### Records for this exercise
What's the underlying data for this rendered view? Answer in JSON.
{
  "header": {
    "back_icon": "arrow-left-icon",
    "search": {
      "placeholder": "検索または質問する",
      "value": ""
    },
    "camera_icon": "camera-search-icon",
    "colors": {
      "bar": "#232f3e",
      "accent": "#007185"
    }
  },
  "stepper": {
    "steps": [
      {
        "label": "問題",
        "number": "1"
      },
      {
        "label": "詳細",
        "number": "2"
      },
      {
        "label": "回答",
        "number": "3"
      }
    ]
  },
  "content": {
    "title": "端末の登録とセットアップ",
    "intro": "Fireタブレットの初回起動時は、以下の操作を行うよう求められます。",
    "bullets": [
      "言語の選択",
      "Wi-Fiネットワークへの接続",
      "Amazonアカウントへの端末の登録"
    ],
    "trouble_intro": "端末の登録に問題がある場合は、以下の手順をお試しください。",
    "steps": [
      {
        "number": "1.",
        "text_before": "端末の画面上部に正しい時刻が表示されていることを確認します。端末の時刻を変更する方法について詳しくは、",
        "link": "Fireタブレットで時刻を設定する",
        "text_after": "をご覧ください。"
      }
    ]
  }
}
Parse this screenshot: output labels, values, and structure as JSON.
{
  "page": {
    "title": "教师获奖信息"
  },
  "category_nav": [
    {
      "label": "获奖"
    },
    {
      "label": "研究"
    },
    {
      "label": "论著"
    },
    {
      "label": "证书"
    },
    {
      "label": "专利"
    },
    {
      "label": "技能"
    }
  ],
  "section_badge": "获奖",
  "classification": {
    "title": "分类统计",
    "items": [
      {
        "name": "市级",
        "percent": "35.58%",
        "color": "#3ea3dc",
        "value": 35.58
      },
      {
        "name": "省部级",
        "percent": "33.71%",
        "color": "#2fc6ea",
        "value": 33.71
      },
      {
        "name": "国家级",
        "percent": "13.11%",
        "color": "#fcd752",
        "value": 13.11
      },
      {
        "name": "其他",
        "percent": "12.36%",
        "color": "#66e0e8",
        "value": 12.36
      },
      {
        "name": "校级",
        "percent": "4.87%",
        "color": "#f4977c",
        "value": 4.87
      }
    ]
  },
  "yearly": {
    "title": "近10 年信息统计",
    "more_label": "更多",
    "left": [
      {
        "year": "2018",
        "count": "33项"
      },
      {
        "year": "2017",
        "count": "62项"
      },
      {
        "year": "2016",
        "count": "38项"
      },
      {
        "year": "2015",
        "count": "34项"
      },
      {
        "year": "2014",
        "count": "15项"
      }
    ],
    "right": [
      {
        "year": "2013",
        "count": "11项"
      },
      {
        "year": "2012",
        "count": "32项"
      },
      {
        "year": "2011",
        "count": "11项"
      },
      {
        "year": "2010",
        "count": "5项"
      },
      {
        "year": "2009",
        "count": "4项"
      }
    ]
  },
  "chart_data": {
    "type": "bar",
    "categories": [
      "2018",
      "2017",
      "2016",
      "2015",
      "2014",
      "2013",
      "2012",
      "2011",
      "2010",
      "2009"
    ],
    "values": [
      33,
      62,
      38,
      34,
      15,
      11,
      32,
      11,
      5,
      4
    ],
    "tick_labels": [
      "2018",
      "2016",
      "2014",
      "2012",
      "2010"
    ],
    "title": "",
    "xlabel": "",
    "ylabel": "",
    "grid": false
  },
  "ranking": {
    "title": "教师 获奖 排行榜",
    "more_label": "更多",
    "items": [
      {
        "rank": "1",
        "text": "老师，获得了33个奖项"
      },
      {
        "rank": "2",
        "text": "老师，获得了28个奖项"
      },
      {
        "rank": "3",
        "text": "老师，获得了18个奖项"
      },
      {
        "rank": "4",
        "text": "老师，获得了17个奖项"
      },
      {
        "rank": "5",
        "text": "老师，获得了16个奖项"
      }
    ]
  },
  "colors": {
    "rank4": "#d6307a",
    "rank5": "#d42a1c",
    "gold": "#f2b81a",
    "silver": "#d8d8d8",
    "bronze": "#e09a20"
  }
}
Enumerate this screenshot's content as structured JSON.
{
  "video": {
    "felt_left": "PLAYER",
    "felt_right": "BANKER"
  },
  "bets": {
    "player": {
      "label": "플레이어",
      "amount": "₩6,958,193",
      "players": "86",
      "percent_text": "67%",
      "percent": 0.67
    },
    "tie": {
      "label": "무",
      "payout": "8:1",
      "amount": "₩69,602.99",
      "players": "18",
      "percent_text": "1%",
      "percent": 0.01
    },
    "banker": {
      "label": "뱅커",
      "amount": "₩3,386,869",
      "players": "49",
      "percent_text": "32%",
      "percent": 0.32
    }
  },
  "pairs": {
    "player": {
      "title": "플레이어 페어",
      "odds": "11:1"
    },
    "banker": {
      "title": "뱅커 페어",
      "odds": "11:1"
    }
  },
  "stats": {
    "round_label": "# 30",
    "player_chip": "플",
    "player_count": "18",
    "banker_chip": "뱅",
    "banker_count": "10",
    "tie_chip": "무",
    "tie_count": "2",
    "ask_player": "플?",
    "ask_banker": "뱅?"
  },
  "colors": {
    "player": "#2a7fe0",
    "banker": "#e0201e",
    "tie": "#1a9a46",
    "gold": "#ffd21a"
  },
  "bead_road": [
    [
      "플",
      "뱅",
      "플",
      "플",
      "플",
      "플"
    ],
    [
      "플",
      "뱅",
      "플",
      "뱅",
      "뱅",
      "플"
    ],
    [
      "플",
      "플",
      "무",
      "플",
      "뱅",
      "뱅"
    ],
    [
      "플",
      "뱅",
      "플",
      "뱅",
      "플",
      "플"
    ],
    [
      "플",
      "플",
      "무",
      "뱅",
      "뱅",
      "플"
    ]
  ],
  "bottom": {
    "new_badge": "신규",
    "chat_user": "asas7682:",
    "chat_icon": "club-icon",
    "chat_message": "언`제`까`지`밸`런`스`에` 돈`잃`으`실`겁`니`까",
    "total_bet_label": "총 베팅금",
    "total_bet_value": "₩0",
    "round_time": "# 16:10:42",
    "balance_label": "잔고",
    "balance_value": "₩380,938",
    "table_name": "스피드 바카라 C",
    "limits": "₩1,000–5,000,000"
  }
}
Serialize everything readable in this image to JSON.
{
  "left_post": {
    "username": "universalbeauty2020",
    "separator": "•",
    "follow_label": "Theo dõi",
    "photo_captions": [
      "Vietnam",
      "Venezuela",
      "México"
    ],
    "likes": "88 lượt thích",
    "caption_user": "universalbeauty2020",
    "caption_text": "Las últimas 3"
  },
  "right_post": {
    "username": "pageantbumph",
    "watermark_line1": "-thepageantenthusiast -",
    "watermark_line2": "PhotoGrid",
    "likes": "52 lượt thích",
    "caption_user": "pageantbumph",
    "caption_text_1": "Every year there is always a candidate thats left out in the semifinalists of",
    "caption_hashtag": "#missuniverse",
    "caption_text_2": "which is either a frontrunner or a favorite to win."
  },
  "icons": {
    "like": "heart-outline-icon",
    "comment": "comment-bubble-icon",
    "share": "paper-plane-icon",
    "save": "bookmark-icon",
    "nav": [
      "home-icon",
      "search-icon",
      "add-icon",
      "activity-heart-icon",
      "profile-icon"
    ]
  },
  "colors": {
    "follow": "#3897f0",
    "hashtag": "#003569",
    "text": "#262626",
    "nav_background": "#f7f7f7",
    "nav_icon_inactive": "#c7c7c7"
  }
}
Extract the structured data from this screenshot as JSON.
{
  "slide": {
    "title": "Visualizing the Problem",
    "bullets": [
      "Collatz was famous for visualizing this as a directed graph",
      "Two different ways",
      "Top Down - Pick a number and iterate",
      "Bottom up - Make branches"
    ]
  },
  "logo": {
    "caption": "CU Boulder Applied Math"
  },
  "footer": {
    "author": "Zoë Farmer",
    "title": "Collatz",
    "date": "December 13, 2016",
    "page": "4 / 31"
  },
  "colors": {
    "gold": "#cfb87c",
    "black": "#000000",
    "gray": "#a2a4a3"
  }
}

### Request
Find the lines holding "thích" and list every one.

### Finished exercise
    "likes": "88 lượt thích",
    "likes": "52 lượt thích",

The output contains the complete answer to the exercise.